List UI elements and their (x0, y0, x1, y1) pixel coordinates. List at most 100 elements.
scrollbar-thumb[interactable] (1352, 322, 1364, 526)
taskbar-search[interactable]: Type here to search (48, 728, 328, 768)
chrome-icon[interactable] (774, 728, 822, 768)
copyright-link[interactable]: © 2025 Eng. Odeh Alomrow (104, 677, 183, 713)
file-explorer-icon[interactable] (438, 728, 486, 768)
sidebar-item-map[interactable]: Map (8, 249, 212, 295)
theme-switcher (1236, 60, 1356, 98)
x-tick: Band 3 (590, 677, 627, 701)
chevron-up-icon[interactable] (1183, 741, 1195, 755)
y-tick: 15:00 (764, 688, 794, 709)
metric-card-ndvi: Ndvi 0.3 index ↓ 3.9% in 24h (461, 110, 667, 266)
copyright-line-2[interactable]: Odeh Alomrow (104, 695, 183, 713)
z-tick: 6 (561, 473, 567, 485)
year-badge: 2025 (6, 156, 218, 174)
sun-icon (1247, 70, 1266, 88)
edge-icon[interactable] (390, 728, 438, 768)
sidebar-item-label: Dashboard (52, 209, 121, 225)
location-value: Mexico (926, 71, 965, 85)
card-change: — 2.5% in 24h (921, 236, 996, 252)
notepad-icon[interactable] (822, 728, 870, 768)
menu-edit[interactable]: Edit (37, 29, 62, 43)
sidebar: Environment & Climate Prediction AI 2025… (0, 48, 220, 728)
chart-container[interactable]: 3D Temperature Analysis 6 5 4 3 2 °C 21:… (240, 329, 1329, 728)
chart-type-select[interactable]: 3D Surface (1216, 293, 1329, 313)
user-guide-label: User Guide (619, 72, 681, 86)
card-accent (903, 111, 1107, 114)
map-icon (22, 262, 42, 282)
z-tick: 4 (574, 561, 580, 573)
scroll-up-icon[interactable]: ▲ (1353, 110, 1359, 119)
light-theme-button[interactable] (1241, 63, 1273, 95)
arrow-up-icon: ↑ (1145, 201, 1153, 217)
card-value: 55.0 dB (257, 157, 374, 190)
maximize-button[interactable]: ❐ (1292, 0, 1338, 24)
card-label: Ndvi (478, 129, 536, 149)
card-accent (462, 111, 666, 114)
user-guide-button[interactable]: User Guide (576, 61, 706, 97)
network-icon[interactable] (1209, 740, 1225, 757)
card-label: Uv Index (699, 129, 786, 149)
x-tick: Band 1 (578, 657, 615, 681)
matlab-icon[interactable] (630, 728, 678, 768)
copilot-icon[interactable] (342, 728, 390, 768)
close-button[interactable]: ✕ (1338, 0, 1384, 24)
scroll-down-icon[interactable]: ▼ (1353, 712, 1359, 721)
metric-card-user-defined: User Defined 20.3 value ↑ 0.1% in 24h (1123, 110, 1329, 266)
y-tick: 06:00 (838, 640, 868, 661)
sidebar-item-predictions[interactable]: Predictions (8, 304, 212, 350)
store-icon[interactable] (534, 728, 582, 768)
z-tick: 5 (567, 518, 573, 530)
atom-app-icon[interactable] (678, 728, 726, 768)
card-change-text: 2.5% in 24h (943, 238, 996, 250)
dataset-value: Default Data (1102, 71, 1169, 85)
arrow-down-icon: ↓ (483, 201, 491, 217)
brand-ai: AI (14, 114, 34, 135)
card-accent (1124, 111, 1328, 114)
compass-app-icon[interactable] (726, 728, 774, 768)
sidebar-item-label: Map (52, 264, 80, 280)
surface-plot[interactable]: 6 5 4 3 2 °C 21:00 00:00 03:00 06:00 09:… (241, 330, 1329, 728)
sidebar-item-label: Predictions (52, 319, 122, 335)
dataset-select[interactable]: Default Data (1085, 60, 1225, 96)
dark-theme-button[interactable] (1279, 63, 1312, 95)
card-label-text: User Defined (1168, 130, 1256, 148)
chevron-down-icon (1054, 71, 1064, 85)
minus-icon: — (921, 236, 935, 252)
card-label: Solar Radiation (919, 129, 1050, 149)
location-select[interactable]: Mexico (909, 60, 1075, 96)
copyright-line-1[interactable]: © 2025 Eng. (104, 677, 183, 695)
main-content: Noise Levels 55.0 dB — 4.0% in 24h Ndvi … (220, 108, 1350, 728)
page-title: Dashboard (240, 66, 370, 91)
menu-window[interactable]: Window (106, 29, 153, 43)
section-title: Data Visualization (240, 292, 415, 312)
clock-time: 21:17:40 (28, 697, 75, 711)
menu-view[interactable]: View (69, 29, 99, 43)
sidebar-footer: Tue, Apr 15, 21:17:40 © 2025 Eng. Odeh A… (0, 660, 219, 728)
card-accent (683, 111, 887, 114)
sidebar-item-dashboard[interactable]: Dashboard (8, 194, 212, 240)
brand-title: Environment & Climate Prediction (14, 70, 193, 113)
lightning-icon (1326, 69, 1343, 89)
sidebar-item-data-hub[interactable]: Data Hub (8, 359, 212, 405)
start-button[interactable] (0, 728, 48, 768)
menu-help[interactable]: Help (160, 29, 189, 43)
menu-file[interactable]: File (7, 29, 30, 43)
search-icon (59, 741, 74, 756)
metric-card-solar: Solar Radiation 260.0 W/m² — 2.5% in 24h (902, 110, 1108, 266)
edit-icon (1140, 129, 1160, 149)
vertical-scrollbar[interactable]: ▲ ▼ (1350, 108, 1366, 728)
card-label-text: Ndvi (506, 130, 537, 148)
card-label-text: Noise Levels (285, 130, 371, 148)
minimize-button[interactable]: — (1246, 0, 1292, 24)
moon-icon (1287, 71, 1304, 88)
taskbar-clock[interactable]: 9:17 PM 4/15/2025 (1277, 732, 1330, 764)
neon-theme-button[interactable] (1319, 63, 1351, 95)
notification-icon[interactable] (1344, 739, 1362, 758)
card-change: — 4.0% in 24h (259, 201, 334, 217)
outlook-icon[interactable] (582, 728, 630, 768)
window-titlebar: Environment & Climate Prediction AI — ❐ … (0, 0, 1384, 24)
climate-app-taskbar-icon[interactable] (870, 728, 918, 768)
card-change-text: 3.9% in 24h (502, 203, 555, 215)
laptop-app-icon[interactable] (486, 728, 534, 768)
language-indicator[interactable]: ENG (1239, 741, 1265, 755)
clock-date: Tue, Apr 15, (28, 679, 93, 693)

**Work to do**
Print the listing above again with every line exactly as it appears.

**Full solution**
List UI elements and their (x0, y0, x1, y1) pixel coordinates. List at most 100 elements.
scrollbar-thumb[interactable] (1352, 322, 1364, 526)
taskbar-search[interactable]: Type here to search (48, 728, 328, 768)
chrome-icon[interactable] (774, 728, 822, 768)
copyright-link[interactable]: © 2025 Eng. Odeh Alomrow (104, 677, 183, 713)
file-explorer-icon[interactable] (438, 728, 486, 768)
sidebar-item-map[interactable]: Map (8, 249, 212, 295)
theme-switcher (1236, 60, 1356, 98)
x-tick: Band 3 (590, 677, 627, 701)
chevron-up-icon[interactable] (1183, 741, 1195, 755)
y-tick: 15:00 (764, 688, 794, 709)
metric-card-ndvi: Ndvi 0.3 index ↓ 3.9% in 24h (461, 110, 667, 266)
copyright-line-2[interactable]: Odeh Alomrow (104, 695, 183, 713)
z-tick: 6 (561, 473, 567, 485)
year-badge: 2025 (6, 156, 218, 174)
sun-icon (1247, 70, 1266, 88)
edge-icon[interactable] (390, 728, 438, 768)
sidebar-item-label: Dashboard (52, 209, 121, 225)
location-value: Mexico (926, 71, 965, 85)
card-change: — 2.5% in 24h (921, 236, 996, 252)
notepad-icon[interactable] (822, 728, 870, 768)
menu-edit[interactable]: Edit (37, 29, 62, 43)
sidebar: Environment & Climate Prediction AI 2025… (0, 48, 220, 728)
chart-container[interactable]: 3D Temperature Analysis 6 5 4 3 2 °C 21:… (240, 329, 1329, 728)
chart-type-select[interactable]: 3D Surface (1216, 293, 1329, 313)
user-guide-label: User Guide (619, 72, 681, 86)
card-accent (903, 111, 1107, 114)
map-icon (22, 262, 42, 282)
z-tick: 4 (574, 561, 580, 573)
scroll-up-icon[interactable]: ▲ (1353, 110, 1359, 119)
light-theme-button[interactable] (1241, 63, 1273, 95)
arrow-up-icon: ↑ (1145, 201, 1153, 217)
card-value: 55.0 dB (257, 157, 374, 190)
maximize-button[interactable]: ❐ (1292, 0, 1338, 24)
card-label: Ndvi (478, 129, 536, 149)
card-accent (462, 111, 666, 114)
user-guide-button[interactable]: User Guide (576, 61, 706, 97)
network-icon[interactable] (1209, 740, 1225, 757)
card-label: Uv Index (699, 129, 786, 149)
x-tick: Band 1 (578, 657, 615, 681)
matlab-icon[interactable] (630, 728, 678, 768)
copilot-icon[interactable] (342, 728, 390, 768)
close-button[interactable]: ✕ (1338, 0, 1384, 24)
scroll-down-icon[interactable]: ▼ (1353, 712, 1359, 721)
metric-card-user-defined: User Defined 20.3 value ↑ 0.1% in 24h (1123, 110, 1329, 266)
y-tick: 06:00 (838, 640, 868, 661)
sidebar-item-predictions[interactable]: Predictions (8, 304, 212, 350)
store-icon[interactable] (534, 728, 582, 768)
z-tick: 5 (567, 518, 573, 530)
atom-app-icon[interactable] (678, 728, 726, 768)
card-change-text: 2.5% in 24h (943, 238, 996, 250)
dataset-value: Default Data (1102, 71, 1169, 85)
arrow-down-icon: ↓ (483, 201, 491, 217)
brand-ai: AI (14, 114, 34, 135)
card-accent (1124, 111, 1328, 114)
compass-app-icon[interactable] (726, 728, 774, 768)
sidebar-item-label: Map (52, 264, 80, 280)
surface-plot[interactable]: 6 5 4 3 2 °C 21:00 00:00 03:00 06:00 09:… (241, 330, 1329, 728)
sidebar-item-label: Predictions (52, 319, 122, 335)
dataset-select[interactable]: Default Data (1085, 60, 1225, 96)
dark-theme-button[interactable] (1279, 63, 1312, 95)
card-label-text: User Defined (1168, 130, 1256, 148)
chevron-down-icon (1054, 71, 1064, 85)
minus-icon: — (921, 236, 935, 252)
card-label: Solar Radiation (919, 129, 1050, 149)
location-select[interactable]: Mexico (909, 60, 1075, 96)
copyright-line-1[interactable]: © 2025 Eng. (104, 677, 183, 695)
main-content: Noise Levels 55.0 dB — 4.0% in 24h Ndvi … (220, 108, 1350, 728)
page-title: Dashboard (240, 66, 370, 91)
menu-window[interactable]: Window (106, 29, 153, 43)
section-title: Data Visualization (240, 292, 415, 312)
clock-time: 21:17:40 (28, 697, 75, 711)
menu-view[interactable]: View (69, 29, 99, 43)
sidebar-footer: Tue, Apr 15, 21:17:40 © 2025 Eng. Odeh A… (0, 660, 219, 728)
card-accent (683, 111, 887, 114)
sidebar-item-dashboard[interactable]: Dashboard (8, 194, 212, 240)
brand-title: Environment & Climate Prediction (14, 70, 193, 113)
lightning-icon (1326, 69, 1343, 89)
sidebar-item-data-hub[interactable]: Data Hub (8, 359, 212, 405)
start-button[interactable] (0, 728, 48, 768)
menu-help[interactable]: Help (160, 29, 189, 43)
menu-file[interactable]: File (7, 29, 30, 43)
search-icon (59, 741, 74, 756)
metric-card-solar: Solar Radiation 260.0 W/m² — 2.5% in 24h (902, 110, 1108, 266)
edit-icon (1140, 129, 1160, 149)
vertical-scrollbar[interactable]: ▲ ▼ (1350, 108, 1366, 728)
card-label-text: Ndvi (506, 130, 537, 148)
card-label-text: Noise Levels (285, 130, 371, 148)
minimize-button[interactable]: — (1246, 0, 1292, 24)
moon-icon (1287, 71, 1304, 88)
taskbar-clock[interactable]: 9:17 PM 4/15/2025 (1277, 732, 1330, 764)
neon-theme-button[interactable] (1319, 63, 1351, 95)
notification-icon[interactable] (1344, 739, 1362, 758)
card-change: — 4.0% in 24h (259, 201, 334, 217)
outlook-icon[interactable] (582, 728, 630, 768)
window-titlebar: Environment & Climate Prediction AI — ❐ … (0, 0, 1384, 24)
climate-app-taskbar-icon[interactable] (870, 728, 918, 768)
card-change-text: 3.9% in 24h (502, 203, 555, 215)
laptop-app-icon[interactable] (486, 728, 534, 768)
language-indicator[interactable]: ENG (1239, 741, 1265, 755)
clock-date: Tue, Apr 15, (28, 679, 93, 693)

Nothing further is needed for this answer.